# [WHAT YOU ARE ASKED TO DO]
Copy the lines below as they are; omit the images they contain.

:: RECORDS SUPPLIED ::

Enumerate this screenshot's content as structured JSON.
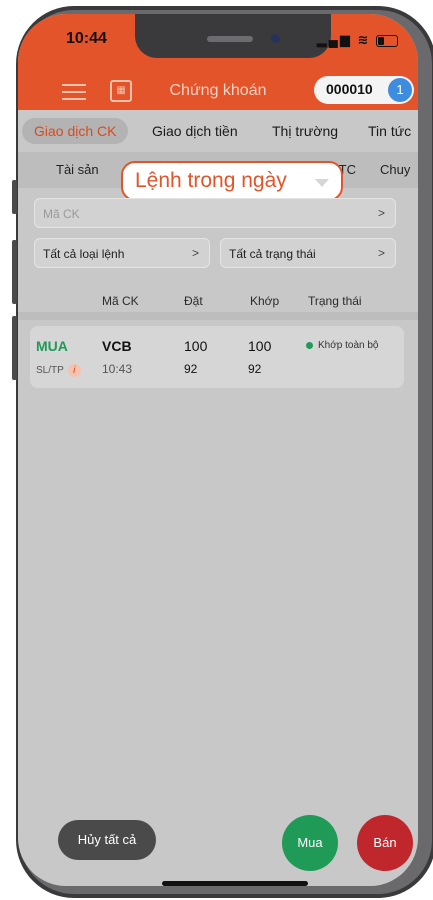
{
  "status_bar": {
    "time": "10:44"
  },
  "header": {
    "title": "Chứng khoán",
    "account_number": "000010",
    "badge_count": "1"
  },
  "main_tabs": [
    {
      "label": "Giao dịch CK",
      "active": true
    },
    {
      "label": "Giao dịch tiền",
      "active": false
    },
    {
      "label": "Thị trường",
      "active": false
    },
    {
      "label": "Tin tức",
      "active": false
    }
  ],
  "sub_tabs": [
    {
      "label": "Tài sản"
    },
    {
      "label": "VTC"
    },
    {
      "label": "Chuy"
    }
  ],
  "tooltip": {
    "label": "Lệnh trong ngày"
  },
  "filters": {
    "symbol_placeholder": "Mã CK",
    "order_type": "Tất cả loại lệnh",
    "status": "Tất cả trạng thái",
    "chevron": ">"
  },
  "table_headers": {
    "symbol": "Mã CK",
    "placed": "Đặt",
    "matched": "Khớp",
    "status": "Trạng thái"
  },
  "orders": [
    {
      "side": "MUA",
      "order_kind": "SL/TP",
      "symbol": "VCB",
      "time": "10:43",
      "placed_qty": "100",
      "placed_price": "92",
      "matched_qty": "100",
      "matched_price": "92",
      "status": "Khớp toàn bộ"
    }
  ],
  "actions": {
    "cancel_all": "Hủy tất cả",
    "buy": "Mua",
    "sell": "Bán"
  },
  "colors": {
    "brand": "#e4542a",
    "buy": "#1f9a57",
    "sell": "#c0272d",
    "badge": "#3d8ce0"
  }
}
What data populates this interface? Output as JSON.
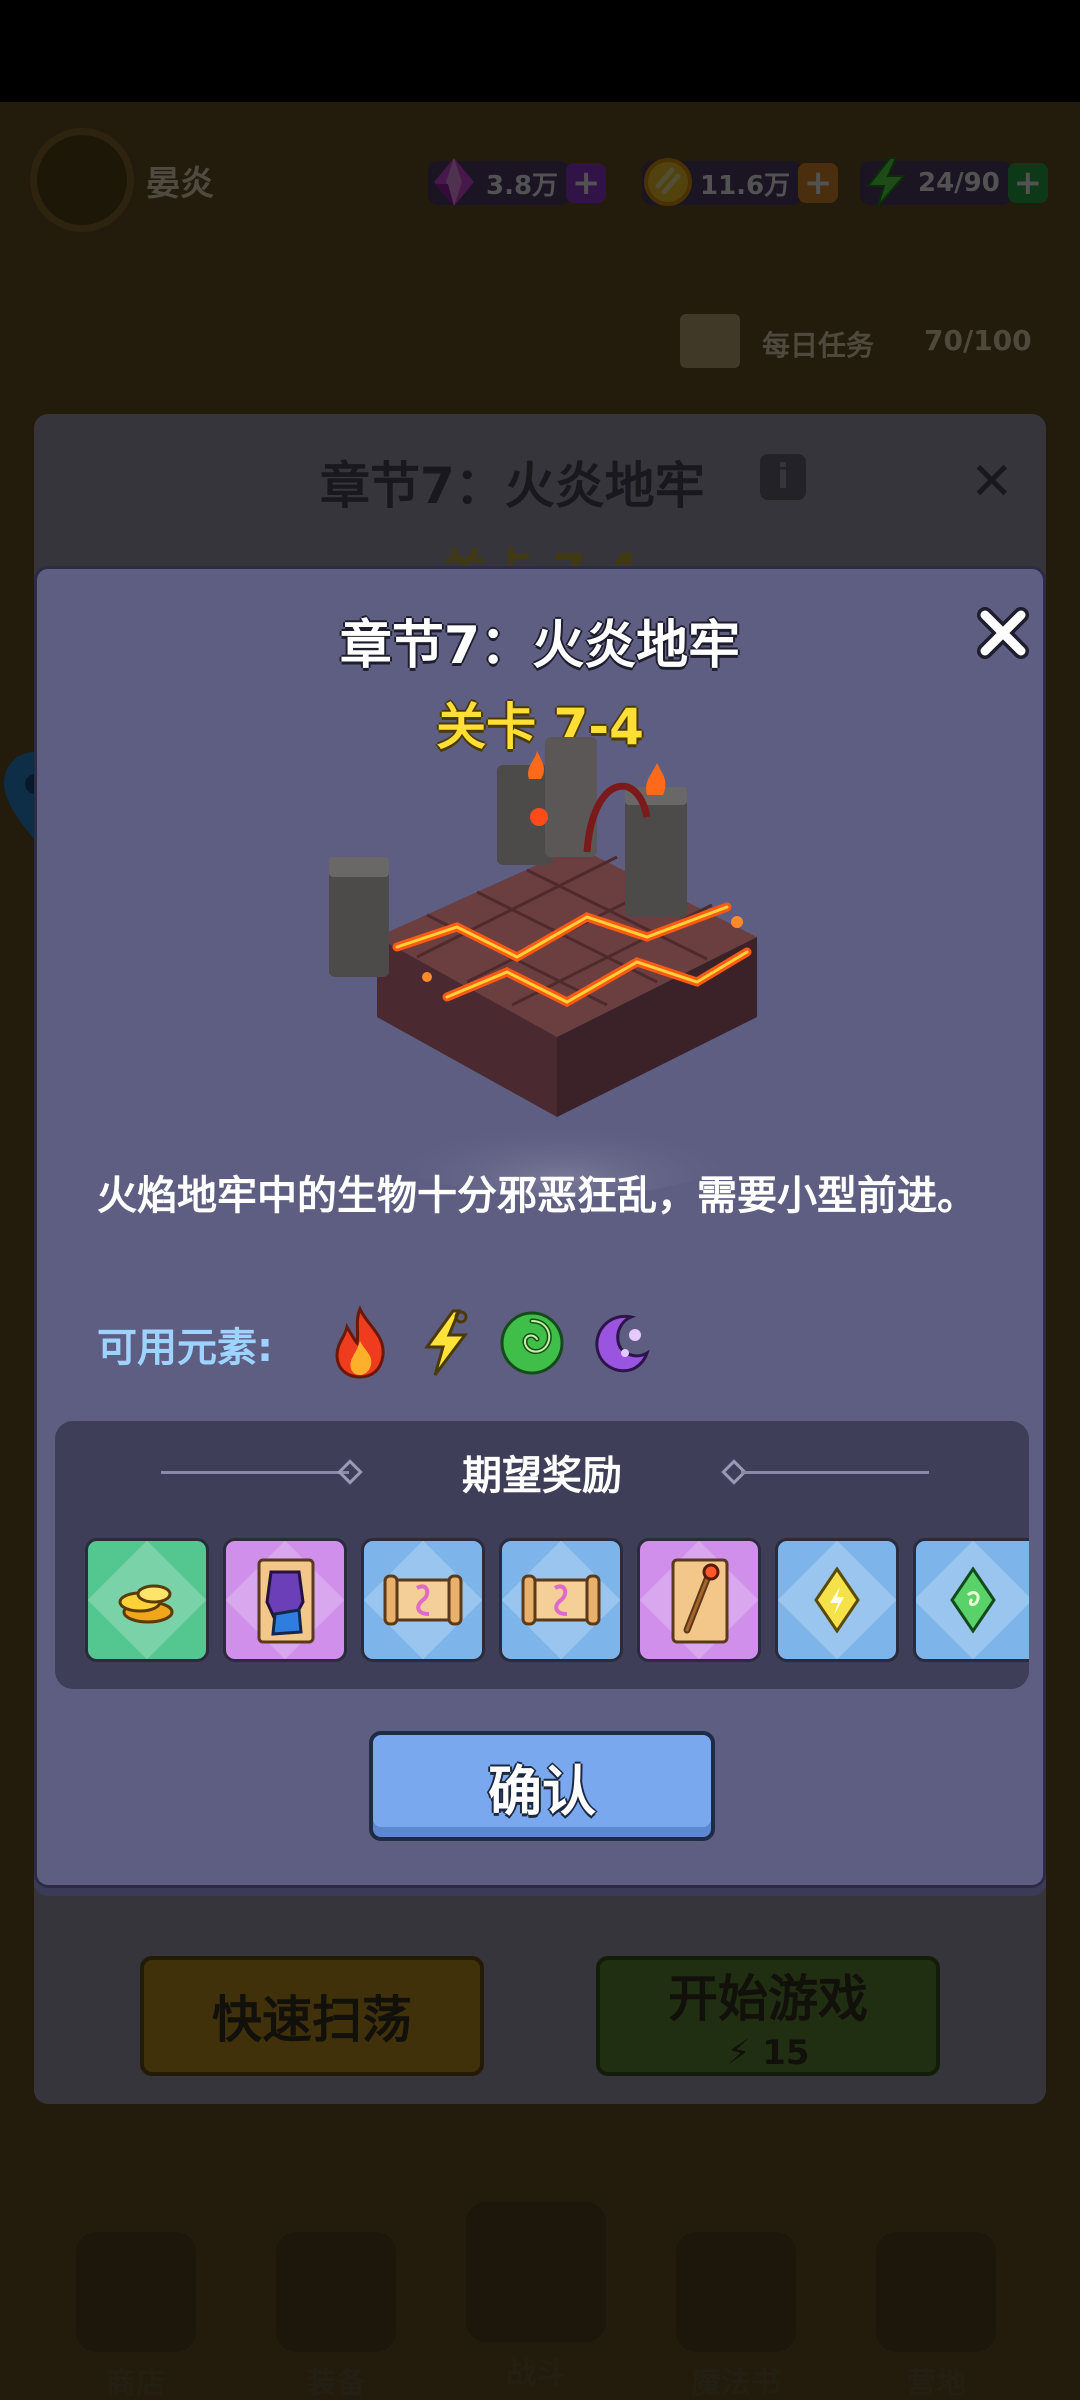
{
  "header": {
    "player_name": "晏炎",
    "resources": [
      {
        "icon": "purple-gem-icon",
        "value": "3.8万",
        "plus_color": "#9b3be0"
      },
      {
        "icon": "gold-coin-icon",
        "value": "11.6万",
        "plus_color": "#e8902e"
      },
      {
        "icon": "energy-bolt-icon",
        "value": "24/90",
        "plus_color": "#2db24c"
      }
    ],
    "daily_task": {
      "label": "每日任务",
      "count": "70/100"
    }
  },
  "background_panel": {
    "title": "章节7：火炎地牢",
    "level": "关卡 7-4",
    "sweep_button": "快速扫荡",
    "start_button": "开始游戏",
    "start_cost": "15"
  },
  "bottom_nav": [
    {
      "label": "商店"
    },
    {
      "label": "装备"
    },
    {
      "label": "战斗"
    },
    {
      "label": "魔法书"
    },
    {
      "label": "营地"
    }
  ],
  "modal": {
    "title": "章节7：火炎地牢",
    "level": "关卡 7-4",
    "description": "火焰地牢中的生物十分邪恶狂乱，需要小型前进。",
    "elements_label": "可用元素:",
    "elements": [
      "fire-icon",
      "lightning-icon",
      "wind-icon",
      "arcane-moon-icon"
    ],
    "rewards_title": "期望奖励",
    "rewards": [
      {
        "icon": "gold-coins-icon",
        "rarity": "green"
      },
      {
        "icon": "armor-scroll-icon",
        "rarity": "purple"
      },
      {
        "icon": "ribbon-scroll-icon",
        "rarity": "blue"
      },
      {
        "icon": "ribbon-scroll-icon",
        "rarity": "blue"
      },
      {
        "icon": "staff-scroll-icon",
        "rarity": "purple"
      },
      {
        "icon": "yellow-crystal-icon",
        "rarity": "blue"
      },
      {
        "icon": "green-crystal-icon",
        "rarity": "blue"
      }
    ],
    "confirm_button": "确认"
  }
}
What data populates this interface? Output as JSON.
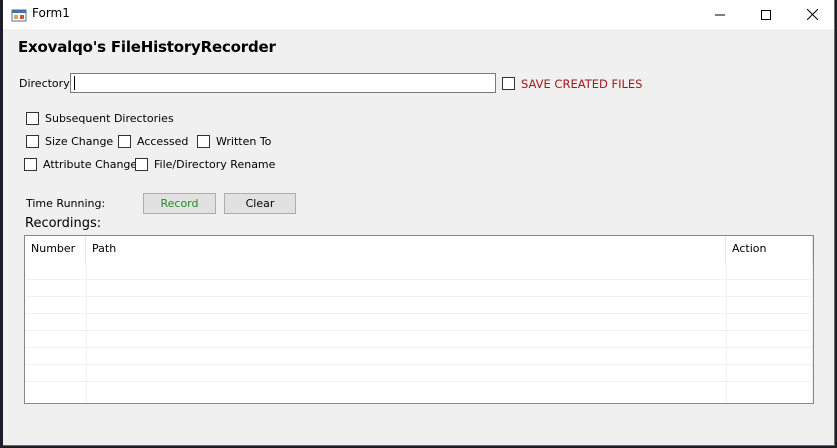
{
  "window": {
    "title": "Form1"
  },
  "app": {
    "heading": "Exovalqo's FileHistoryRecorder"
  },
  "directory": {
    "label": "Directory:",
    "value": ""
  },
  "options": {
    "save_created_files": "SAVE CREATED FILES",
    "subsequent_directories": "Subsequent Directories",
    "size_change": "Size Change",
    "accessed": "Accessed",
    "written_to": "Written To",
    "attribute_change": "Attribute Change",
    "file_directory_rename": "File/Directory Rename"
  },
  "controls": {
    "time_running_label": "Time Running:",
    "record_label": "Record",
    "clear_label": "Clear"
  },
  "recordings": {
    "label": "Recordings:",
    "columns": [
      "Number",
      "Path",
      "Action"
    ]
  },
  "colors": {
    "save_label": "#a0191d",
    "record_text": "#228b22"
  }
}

:::

# [TASK ANSWER]
Enumerate this screenshot's content as structured JSON.
{
  "status_bar": {
    "time": "10:44"
  },
  "header": {
    "title": "Chứng khoán",
    "account_number": "000010",
    "badge_count": "1"
  },
  "main_tabs": [
    {
      "label": "Giao dịch CK",
      "active": true
    },
    {
      "label": "Giao dịch tiền",
      "active": false
    },
    {
      "label": "Thị trường",
      "active": false
    },
    {
      "label": "Tin tức",
      "active": false
    }
  ],
  "sub_tabs": [
    {
      "label": "Tài sản"
    },
    {
      "label": "VTC"
    },
    {
      "label": "Chuy"
    }
  ],
  "tooltip": {
    "label": "Lệnh trong ngày"
  },
  "filters": {
    "symbol_placeholder": "Mã CK",
    "order_type": "Tất cả loại lệnh",
    "status": "Tất cả trạng thái",
    "chevron": ">"
  },
  "table_headers": {
    "symbol": "Mã CK",
    "placed": "Đặt",
    "matched": "Khớp",
    "status": "Trạng thái"
  },
  "orders": [
    {
      "side": "MUA",
      "order_kind": "SL/TP",
      "symbol": "VCB",
      "time": "10:43",
      "placed_qty": "100",
      "placed_price": "92",
      "matched_qty": "100",
      "matched_price": "92",
      "status": "Khớp toàn bộ"
    }
  ],
  "actions": {
    "cancel_all": "Hủy tất cả",
    "buy": "Mua",
    "sell": "Bán"
  },
  "colors": {
    "brand": "#e4542a",
    "buy": "#1f9a57",
    "sell": "#c0272d",
    "badge": "#3d8ce0"
  }
}
What data populates this interface? Output as JSON.
{
  "header": {
    "player_name": "晏炎",
    "resources": [
      {
        "icon": "purple-gem-icon",
        "value": "3.8万",
        "plus_color": "#9b3be0"
      },
      {
        "icon": "gold-coin-icon",
        "value": "11.6万",
        "plus_color": "#e8902e"
      },
      {
        "icon": "energy-bolt-icon",
        "value": "24/90",
        "plus_color": "#2db24c"
      }
    ],
    "daily_task": {
      "label": "每日任务",
      "count": "70/100"
    }
  },
  "background_panel": {
    "title": "章节7：火炎地牢",
    "level": "关卡 7-4",
    "sweep_button": "快速扫荡",
    "start_button": "开始游戏",
    "start_cost": "15"
  },
  "bottom_nav": [
    {
      "label": "商店"
    },
    {
      "label": "装备"
    },
    {
      "label": "战斗"
    },
    {
      "label": "魔法书"
    },
    {
      "label": "营地"
    }
  ],
  "modal": {
    "title": "章节7：火炎地牢",
    "level": "关卡 7-4",
    "description": "火焰地牢中的生物十分邪恶狂乱，需要小型前进。",
    "elements_label": "可用元素:",
    "elements": [
      "fire-icon",
      "lightning-icon",
      "wind-icon",
      "arcane-moon-icon"
    ],
    "rewards_title": "期望奖励",
    "rewards": [
      {
        "icon": "gold-coins-icon",
        "rarity": "green"
      },
      {
        "icon": "armor-scroll-icon",
        "rarity": "purple"
      },
      {
        "icon": "ribbon-scroll-icon",
        "rarity": "blue"
      },
      {
        "icon": "ribbon-scroll-icon",
        "rarity": "blue"
      },
      {
        "icon": "staff-scroll-icon",
        "rarity": "purple"
      },
      {
        "icon": "yellow-crystal-icon",
        "rarity": "blue"
      },
      {
        "icon": "green-crystal-icon",
        "rarity": "blue"
      }
    ],
    "confirm_button": "确认"
  }
}
What data populates this interface? Output as JSON.
{
  "window": {
    "title": "Form1"
  },
  "app": {
    "heading": "Exovalqo's FileHistoryRecorder"
  },
  "directory": {
    "label": "Directory:",
    "value": ""
  },
  "options": {
    "save_created_files": "SAVE CREATED FILES",
    "subsequent_directories": "Subsequent Directories",
    "size_change": "Size Change",
    "accessed": "Accessed",
    "written_to": "Written To",
    "attribute_change": "Attribute Change",
    "file_directory_rename": "File/Directory Rename"
  },
  "controls": {
    "time_running_label": "Time Running:",
    "record_label": "Record",
    "clear_label": "Clear"
  },
  "recordings": {
    "label": "Recordings:",
    "columns": [
      "Number",
      "Path",
      "Action"
    ]
  },
  "colors": {
    "save_label": "#a0191d",
    "record_text": "#228b22"
  }
}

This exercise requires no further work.